---------- DATASET RECORDS ----------

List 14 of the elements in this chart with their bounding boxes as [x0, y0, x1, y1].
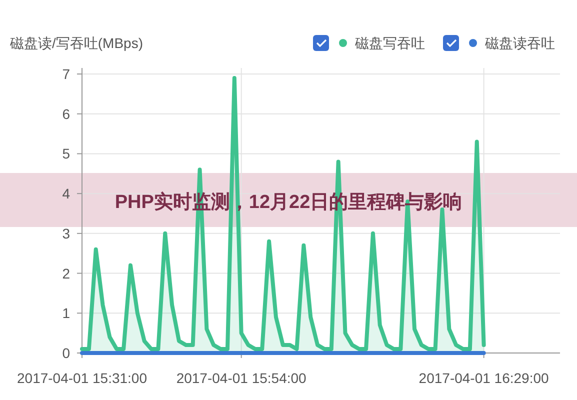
- xtick: 2017-04-01 15:31:00: [17, 370, 147, 386]
- ytick: 6: [62, 106, 70, 122]
- ytick: 1: [62, 305, 70, 322]
- ytick: 4: [62, 186, 70, 202]
- ytick: 2: [62, 265, 70, 282]
- legend-label: 磁盘读吞吐: [485, 35, 555, 51]
- ylabel: 磁盘读/写吞吐(MBps): [10, 35, 143, 51]
- ytick: 3: [62, 225, 70, 242]
- ytick: 5: [62, 146, 70, 162]
- ytick: 7: [62, 66, 70, 82]
- ytick: 0: [62, 345, 70, 361]
- legend-label: 磁盘写吞吐: [355, 35, 425, 51]
- xtick: 2017-04-01 15:54:00: [176, 370, 306, 386]
- xtick: 2017-04-01 16:29:00: [418, 370, 549, 386]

----------

* _YOUR GOAL_: Copy these lines again, changing every "legend-label" to "legend entry" and keeping everything else the same. Skip the picture.

* _OUTPUT OF THE EXERCISE_:
List 14 of the elements in this chart with their bounding boxes as [x0, y0, x1, y1].
- xtick: 2017-04-01 15:31:00: [17, 370, 147, 386]
- ytick: 6: [62, 106, 70, 122]
- ytick: 1: [62, 305, 70, 322]
- ytick: 4: [62, 186, 70, 202]
- ytick: 2: [62, 265, 70, 282]
- legend entry: 磁盘读吞吐: [485, 35, 555, 51]
- ylabel: 磁盘读/写吞吐(MBps): [10, 35, 143, 51]
- ytick: 3: [62, 225, 70, 242]
- ytick: 5: [62, 146, 70, 162]
- ytick: 7: [62, 66, 70, 82]
- ytick: 0: [62, 345, 70, 361]
- legend entry: 磁盘写吞吐: [355, 35, 425, 51]
- xtick: 2017-04-01 15:54:00: [176, 370, 306, 386]
- xtick: 2017-04-01 16:29:00: [418, 370, 549, 386]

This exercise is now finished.